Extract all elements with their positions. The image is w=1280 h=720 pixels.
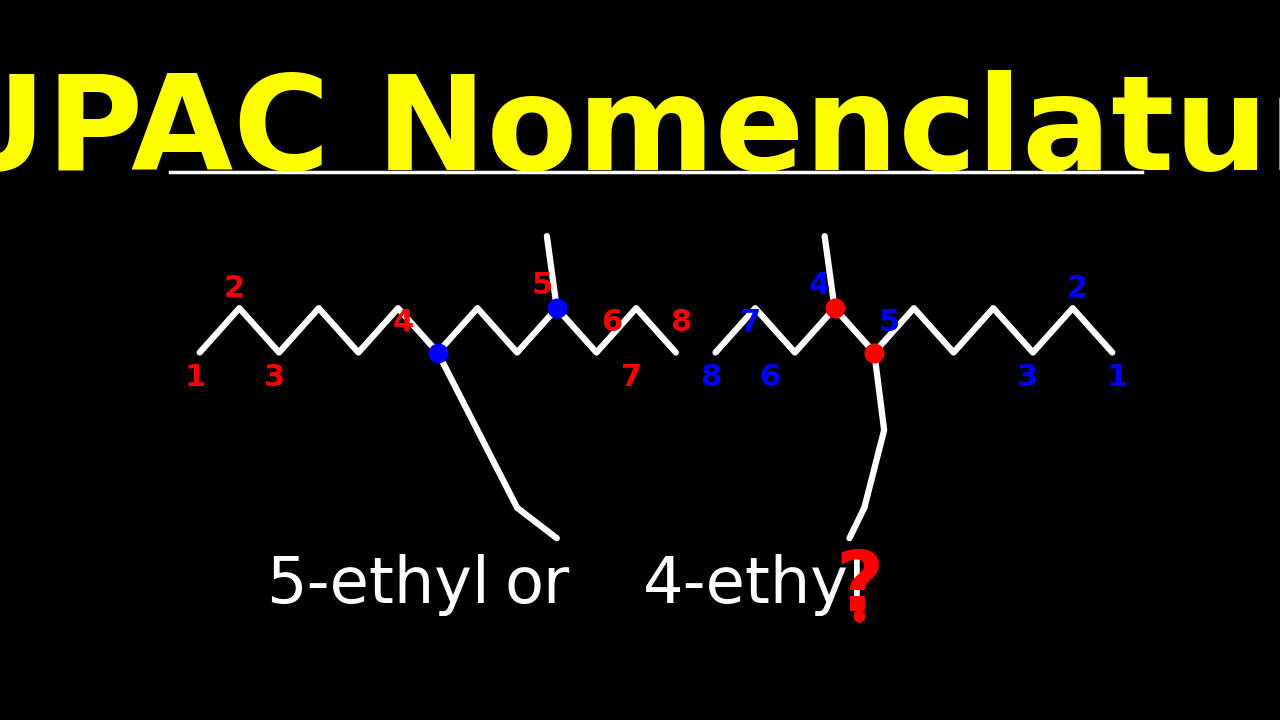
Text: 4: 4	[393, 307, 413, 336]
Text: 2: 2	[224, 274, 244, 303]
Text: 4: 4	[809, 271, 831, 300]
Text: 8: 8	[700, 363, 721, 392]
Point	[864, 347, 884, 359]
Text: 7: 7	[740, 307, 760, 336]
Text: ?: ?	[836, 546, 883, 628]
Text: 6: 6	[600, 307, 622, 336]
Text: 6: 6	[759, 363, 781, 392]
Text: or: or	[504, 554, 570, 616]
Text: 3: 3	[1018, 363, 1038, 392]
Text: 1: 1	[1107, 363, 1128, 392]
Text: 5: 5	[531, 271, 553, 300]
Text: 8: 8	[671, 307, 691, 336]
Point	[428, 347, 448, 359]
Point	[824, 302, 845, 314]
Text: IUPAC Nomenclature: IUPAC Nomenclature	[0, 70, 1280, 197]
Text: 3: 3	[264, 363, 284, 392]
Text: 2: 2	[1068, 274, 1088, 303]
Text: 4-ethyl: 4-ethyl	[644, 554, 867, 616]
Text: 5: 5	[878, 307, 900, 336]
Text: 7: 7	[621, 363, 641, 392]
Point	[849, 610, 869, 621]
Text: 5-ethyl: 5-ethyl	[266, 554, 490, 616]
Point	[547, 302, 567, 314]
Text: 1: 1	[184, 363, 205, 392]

---

Reproduce the records above line for line without any change, but omit the picture.

Extract all elements with their positions. The image is w=1280 h=720 pixels.
Text: 4: 4	[393, 307, 413, 336]
Text: 2: 2	[224, 274, 244, 303]
Text: 4: 4	[809, 271, 831, 300]
Text: 8: 8	[700, 363, 721, 392]
Point	[864, 347, 884, 359]
Text: 7: 7	[740, 307, 760, 336]
Text: ?: ?	[836, 546, 883, 628]
Text: 6: 6	[600, 307, 622, 336]
Text: 6: 6	[759, 363, 781, 392]
Text: or: or	[504, 554, 570, 616]
Text: 3: 3	[1018, 363, 1038, 392]
Text: 1: 1	[1107, 363, 1128, 392]
Text: 5: 5	[531, 271, 553, 300]
Text: 8: 8	[671, 307, 691, 336]
Point	[428, 347, 448, 359]
Point	[824, 302, 845, 314]
Text: IUPAC Nomenclature: IUPAC Nomenclature	[0, 70, 1280, 197]
Text: 3: 3	[264, 363, 284, 392]
Text: 2: 2	[1068, 274, 1088, 303]
Text: 4-ethyl: 4-ethyl	[644, 554, 867, 616]
Text: 5: 5	[878, 307, 900, 336]
Text: 7: 7	[621, 363, 641, 392]
Point	[849, 610, 869, 621]
Text: 5-ethyl: 5-ethyl	[266, 554, 490, 616]
Point	[547, 302, 567, 314]
Text: 1: 1	[184, 363, 205, 392]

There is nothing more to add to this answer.